» **To do**:
Your task is to retype each line of the data below exactly.

[Collected data entries]
==*==

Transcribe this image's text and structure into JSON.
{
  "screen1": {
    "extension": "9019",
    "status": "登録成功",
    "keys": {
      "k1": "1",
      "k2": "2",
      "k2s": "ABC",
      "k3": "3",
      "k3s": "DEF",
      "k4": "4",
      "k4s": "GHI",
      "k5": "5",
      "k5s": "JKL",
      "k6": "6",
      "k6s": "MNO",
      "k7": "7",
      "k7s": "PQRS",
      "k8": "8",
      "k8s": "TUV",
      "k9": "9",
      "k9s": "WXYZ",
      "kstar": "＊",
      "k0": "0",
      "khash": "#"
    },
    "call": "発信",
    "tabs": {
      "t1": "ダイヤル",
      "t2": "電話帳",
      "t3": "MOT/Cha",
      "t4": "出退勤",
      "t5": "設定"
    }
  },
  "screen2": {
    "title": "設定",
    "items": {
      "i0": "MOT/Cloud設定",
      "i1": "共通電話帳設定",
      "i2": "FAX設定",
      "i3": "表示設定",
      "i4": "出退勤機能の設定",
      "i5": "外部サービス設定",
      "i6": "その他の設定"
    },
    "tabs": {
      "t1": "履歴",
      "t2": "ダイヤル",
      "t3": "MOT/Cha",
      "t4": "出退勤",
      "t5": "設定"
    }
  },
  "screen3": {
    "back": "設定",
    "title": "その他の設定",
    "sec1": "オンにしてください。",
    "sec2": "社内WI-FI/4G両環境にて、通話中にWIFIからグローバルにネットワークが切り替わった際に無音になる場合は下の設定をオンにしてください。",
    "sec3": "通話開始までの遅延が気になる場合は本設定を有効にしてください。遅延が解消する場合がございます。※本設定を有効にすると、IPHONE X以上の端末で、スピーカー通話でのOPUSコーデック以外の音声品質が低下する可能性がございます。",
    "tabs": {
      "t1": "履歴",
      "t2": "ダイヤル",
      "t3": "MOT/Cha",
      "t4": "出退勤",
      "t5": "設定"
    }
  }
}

==*==

» **The output**:
Transcribe this image's text and structure into JSON.
{
  "screen1": {
    "extension": "9019",
    "status": "登録成功",
    "keys": {
      "k1": "1",
      "k2": "2",
      "k2s": "ABC",
      "k3": "3",
      "k3s": "DEF",
      "k4": "4",
      "k4s": "GHI",
      "k5": "5",
      "k5s": "JKL",
      "k6": "6",
      "k6s": "MNO",
      "k7": "7",
      "k7s": "PQRS",
      "k8": "8",
      "k8s": "TUV",
      "k9": "9",
      "k9s": "WXYZ",
      "kstar": "＊",
      "k0": "0",
      "khash": "#"
    },
    "call": "発信",
    "tabs": {
      "t1": "ダイヤル",
      "t2": "電話帳",
      "t3": "MOT/Cha",
      "t4": "出退勤",
      "t5": "設定"
    }
  },
  "screen2": {
    "title": "設定",
    "items": {
      "i0": "MOT/Cloud設定",
      "i1": "共通電話帳設定",
      "i2": "FAX設定",
      "i3": "表示設定",
      "i4": "出退勤機能の設定",
      "i5": "外部サービス設定",
      "i6": "その他の設定"
    },
    "tabs": {
      "t1": "履歴",
      "t2": "ダイヤル",
      "t3": "MOT/Cha",
      "t4": "出退勤",
      "t5": "設定"
    }
  },
  "screen3": {
    "back": "設定",
    "title": "その他の設定",
    "sec1": "オンにしてください。",
    "sec2": "社内WI-FI/4G両環境にて、通話中にWIFIからグローバルにネットワークが切り替わった際に無音になる場合は下の設定をオンにしてください。",
    "sec3": "通話開始までの遅延が気になる場合は本設定を有効にしてください。遅延が解消する場合がございます。※本設定を有効にすると、IPHONE X以上の端末で、スピーカー通話でのOPUSコーデック以外の音声品質が低下する可能性がございます。",
    "tabs": {
      "t1": "履歴",
      "t2": "ダイヤル",
      "t3": "MOT/Cha",
      "t4": "出退勤",
      "t5": "設定"
    }
  }
}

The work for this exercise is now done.